** START AVAILABLE DATA **

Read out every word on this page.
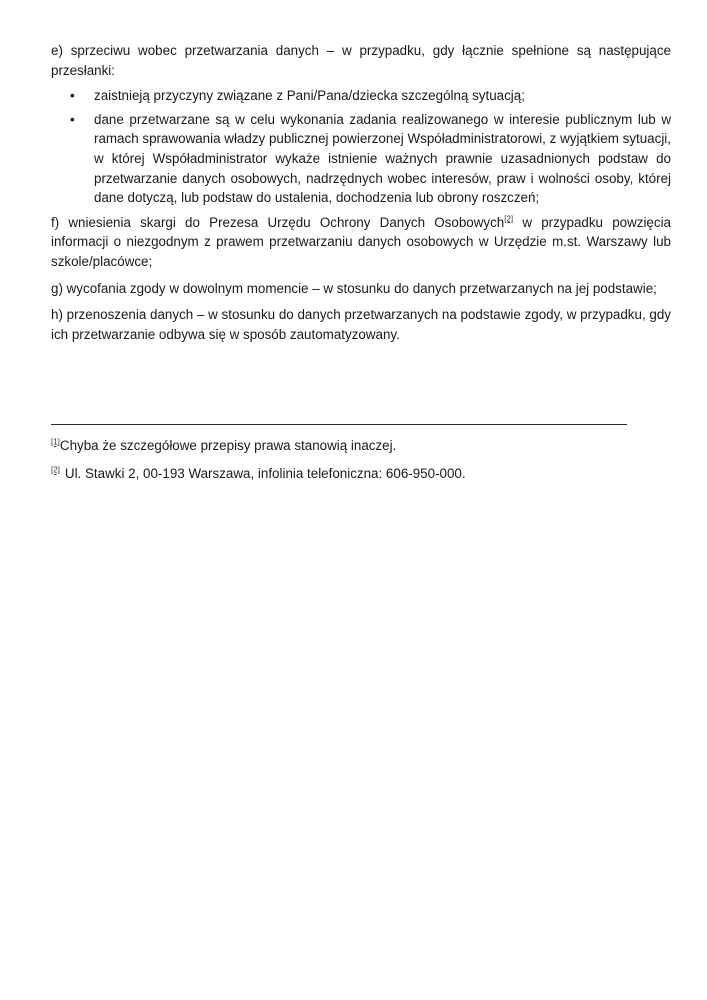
e) sprzeciwu wobec przetwarzania danych – w przypadku, gdy łącznie spełnione są następujące przesłanki:

• zaistnieją przyczyny związane z Pani/Pana/dziecka szczególną sytuacją;
• dane przetwarzane są w celu wykonania zadania realizowanego w interesie publicznym lub w ramach sprawowania władzy publicznej powierzonej Współadministratorowi, z wyjątkiem sytuacji, w której Współadministrator wykaże istnienie ważnych prawnie uzasadnionych podstaw do przetwarzanie danych osobowych, nadrzędnych wobec interesów, praw i wolności osoby, której dane dotyczą, lub podstaw do ustalenia, dochodzenia lub obrony roszczeń;

f) wniesienia skargi do Prezesa Urzędu Ochrony Danych Osobowych[2] w przypadku powzięcia informacji o niezgodnym z prawem przetwarzaniu danych osobowych w Urzędzie m.st. Warszawy lub szkole/placówce;

g) wycofania zgody w dowolnym momencie – w stosunku do danych przetwarzanych na jej podstawie;

h) przenoszenia danych – w stosunku do danych przetwarzanych na podstawie zgody, w przypadku, gdy ich przetwarzanie odbywa się w sposób zautomatyzowany.

[1]Chyba że szczegółowe przepisy prawa stanowią inaczej.

[2] Ul. Stawki 2, 00-193 Warszawa, infolinia telefoniczna: 606-950-000.
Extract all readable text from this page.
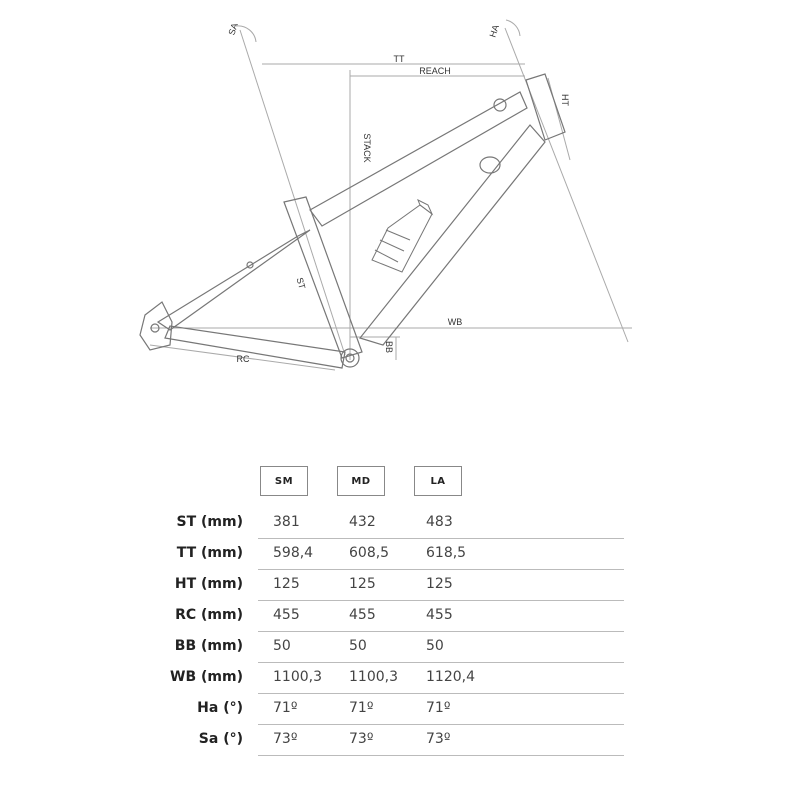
SA	HA
TT
REACH
HT
STACK
ST
WB
BB
RC
SM	MD	LA
ST (mm) 381	432	483
TT (mm) 598,4	608,5	618,5
HT (mm) 125	125	125
RC (mm) 455	455	455
BB (mm) 50	50	50
WB (mm) 1100,3 1100,3 1120,4
Ha (°) 71º	71º	71º
Sa (°) 73º	73º	73º
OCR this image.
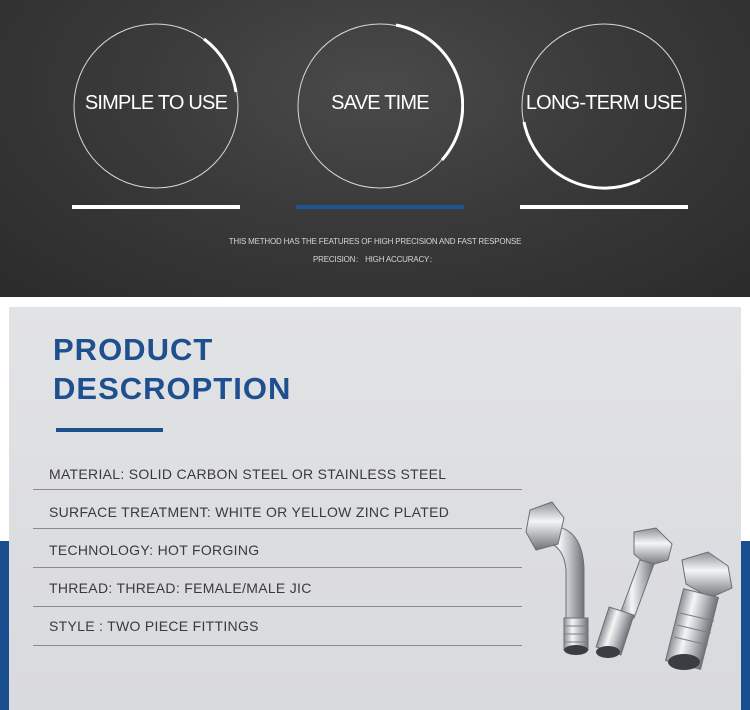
SIMPLE TO USE	SAVE TIME	LONG-TERM USE
THIS METHOD HAS THE FEATURES OF HIGH PRECISION AND FAST RESPONSE
PRECISION： HIGH ACCURACY：
PRODUCT
DESCROPTION
MATERIAL: SOLID CARBON STEEL OR STAINLESS STEEL
SURFACE TREATMENT: WHITE OR YELLOW ZINC PLATED
TECHNOLOGY: HOT FORGING
THREAD: THREAD: FEMALE/MALE JIC
STYLE : TWO PIECE FITTINGS
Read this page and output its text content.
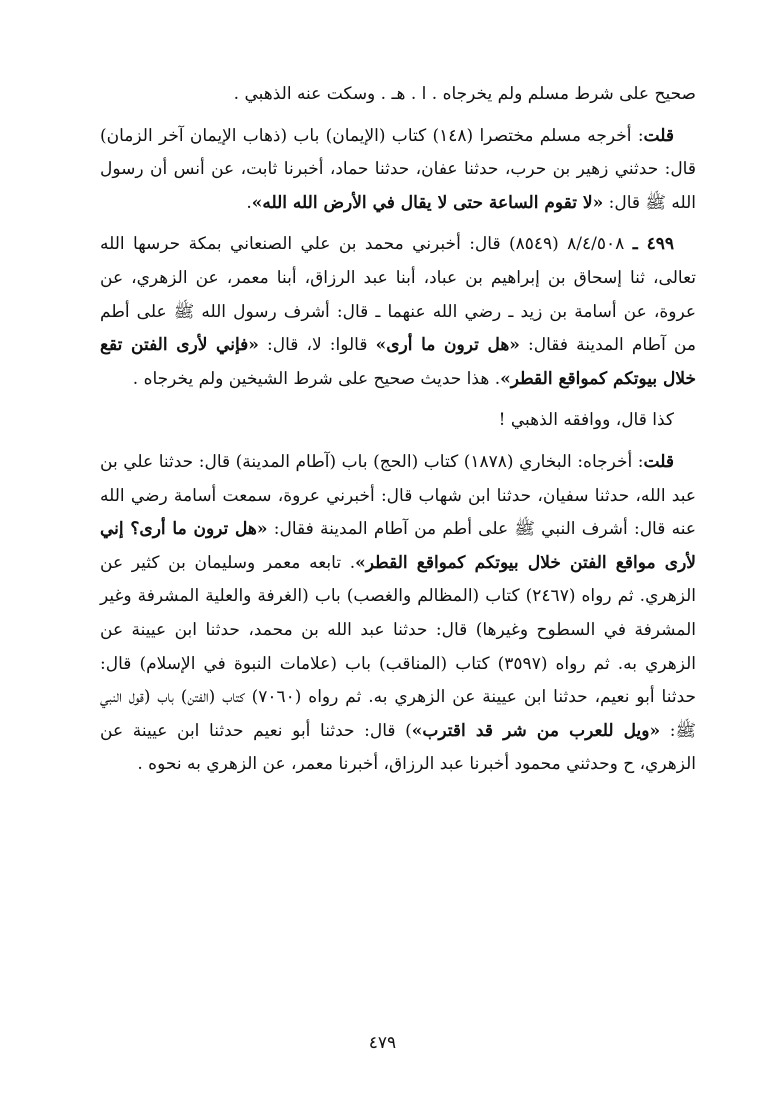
صحيح على شرط مسلم ولم يخرجاه . ا . هـ . وسكت عنه الذهبي .

قلت: أخرجه مسلم مختصرا (١٤٨) كتاب (الإيمان) باب (ذهاب الإيمان آخر الزمان) قال: حدثني زهير بن حرب، حدثنا عفان، حدثنا حماد، أخبرنا ثابت، عن أنس أن رسول الله ﷺ قال: «لا تقوم الساعة حتى لا يقال في الأرض الله الله».

٤٩٩ ـ ٨/٤/٥٠٨ (٨٥٤٩) قال: أخبرني محمد بن علي الصنعاني بمكة حرسها الله تعالى، ثنا إسحاق بن إبراهيم بن عباد، أبنا عبد الرزاق، أبنا معمر، عن الزهري، عن عروة، عن أسامة بن زيد ـ رضي الله عنهما ـ قال: أشرف رسول الله ﷺ على أطم من آطام المدينة فقال: «هل ترون ما أرى» قالوا: لا، قال: «فإني لأرى الفتن تقع خلال بيوتكم كمواقع القطر». هذا حديث صحيح على شرط الشيخين ولم يخرجاه .

كذا قال، ووافقه الذهبي !

قلت: أخرجاه: البخاري (١٨٧٨) كتاب (الحج) باب (آطام المدينة) قال: حدثنا علي بن عبد الله، حدثنا سفيان، حدثنا ابن شهاب قال: أخبرني عروة، سمعت أسامة رضي الله عنه قال: أشرف النبي ﷺ على أطم من آطام المدينة فقال: «هل ترون ما أرى؟ إني لأرى مواقع الفتن خلال بيوتكم كمواقع القطر». تابعه معمر وسليمان بن كثير عن الزهري. ثم رواه (٢٤٦٧) كتاب (المظالم والغصب) باب (الغرفة والعلية المشرفة وغير المشرفة في السطوح وغيرها) قال: حدثنا عبد الله بن محمد، حدثنا ابن عيينة عن الزهري به. ثم رواه (٣٥٩٧) كتاب (المناقب) باب (علامات النبوة في الإسلام) قال: حدثنا أبو نعيم، حدثنا ابن عيينة عن الزهري به. ثم رواه (٧٠٦٠) كتاب (الفتن) باب (قول النبي ﷺ: «ويل للعرب من شر قد اقترب») قال: حدثنا أبو نعيم حدثنا ابن عيينة عن الزهري، ح وحدثني محمود أخبرنا عبد الرزاق، أخبرنا معمر، عن الزهري به نحوه .

٤٧٩
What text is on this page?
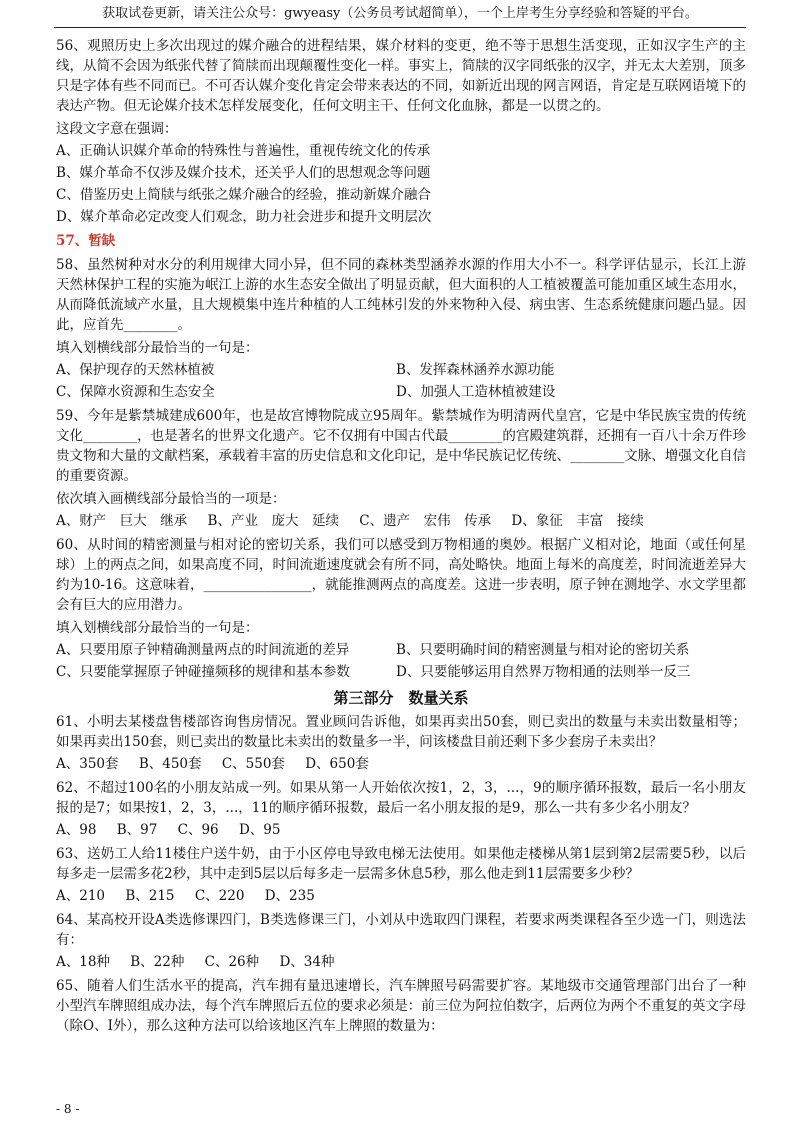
获取试卷更新，请关注公众号：gwyeasy（公务员考试超简单），一个上岸考生分享经验和答疑的平台。
56、观照历史上多次出现过的媒介融合的进程结果，媒介材料的变更，绝不等于思想生活变现，正如汉字生产的主线，从简不会因为纸张代替了简牍而出现颠覆性变化一样。事实上，简牍的汉字同纸张的汉字，并无太大差别，顶多只是字体有些不同而已。不可否认媒介变化肯定会带来表达的不同，如新近出现的网言网语，肯定是互联网语境下的表达产物。但无论媒介技术怎样发展变化，任何文明主干、任何文化血脉，都是一以贯之的。
这段文字意在强调：
A、正确认识媒介革命的特殊性与普遍性，重视传统文化的传承
B、媒介革命不仅涉及媒介技术，还关乎人们的思想观念等问题
C、借鉴历史上简牍与纸张之媒介融合的经验，推动新媒介融合
D、媒介革命必定改变人们观念，助力社会进步和提升文明层次
57、暂缺
58、虽然树种对水分的利用规律大同小异，但不同的森林类型涵养水源的作用大小不一。科学评估显示，长江上游天然林保护工程的实施为岷江上游的水生态安全做出了明显贡献，但大面积的人工植被覆盖可能加重区域生态用水，从而降低流域产水量，且大规模集中连片种植的人工纯林引发的外来物种入侵、病虫害、生态系统健康问题凸显。因此，应首先________。
填入划横线部分最恰当的一句是：
A、保护现存的天然林植被	B、发挥森林涵养水源功能
C、保障水资源和生态安全	D、加强人工造林植被建设
59、今年是紫禁城建成600年，也是故宫博物院成立95周年。紫禁城作为明清两代皇宫，它是中华民族宝贵的传统文化________，也是著名的世界文化遗产。它不仅拥有中国古代最________的宫殿建筑群，还拥有一百八十余万件珍贵文物和大量的文献档案，承载着丰富的历史信息和文化印记，是中华民族记忆传统、________文脉、增强文化自信的重要资源。
依次填入画横线部分最恰当的一项是：
A、财产　巨大　继承 B、产业　庞大　延续 C、遗产　宏伟　传承 D、象征　丰富　接续
60、从时间的精密测量与相对论的密切关系，我们可以感受到万物相通的奥妙。根据广义相对论，地面（或任何星球）上的两点之间，如果高度不同，时间流逝速度就会有所不同，高处略快。地面上每米的高度差，时间流逝差异大约为10-16。这意味着，________________，就能推测两点的高度差。这进一步表明，原子钟在测地学、水文学里都会有巨大的应用潜力。
填入划横线部分最恰当的一句是：
A、只要用原子钟精确测量两点的时间流逝的差异	B、只要明确时间的精密测量与相对论的密切关系
C、只要能掌握原子钟碰撞频移的规律和基本参数	D、只要能够运用自然界万物相通的法则举一反三
第三部分　数量关系
61、小明去某楼盘售楼部咨询售房情况。置业顾问告诉他，如果再卖出50套，则已卖出的数量与未卖出数量相等；如果再卖出150套，则已卖出的数量比未卖出的数量多一半，问该楼盘目前还剩下多少套房子未卖出？
A、350套 B、450套 C、550套 D、650套
62、不超过100名的小朋友站成一列。如果从第一人开始依次按1，2，3，...，9的顺序循环报数，最后一名小朋友报的是7；如果按1，2，3，...，11的顺序循环报数，最后一名小朋友报的是9，那么一共有多少名小朋友？
A、98 B、97 C、96 D、95
63、送奶工人给11楼住户送牛奶，由于小区停电导致电梯无法使用。如果他走楼梯从第1层到第2层需要5秒，以后每多走一层需多花2秒，其中走到5层以后每多走一层需多休息5秒，那么他走到11层需要多少秒？
A、210 B、215 C、220 D、235
64、某高校开设A类选修课四门，B类选修课三门，小刘从中选取四门课程，若要求两类课程各至少选一门，则选法有：
A、18种 B、22种 C、26种 D、34种
65、随着人们生活水平的提高，汽车拥有量迅速增长，汽车牌照号码需要扩容。某地级市交通管理部门出台了一种小型汽车牌照组成办法，每个汽车牌照后五位的要求必须是：前三位为阿拉伯数字，后两位为两个不重复的英文字母（除O、I外），那么这种方法可以给该地区汽车上牌照的数量为：
- 8 -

** END AVAILABLE DATA **

● **WHAT TO PRODUCE**:
Pull out each line of the entries that contains "HIGH".

● **EXERCISE RESPONSE**:
THIS METHOD HAS THE FEATURES OF HIGH PRECISION AND FAST RESPONSE
PRECISION： HIGH ACCURACY：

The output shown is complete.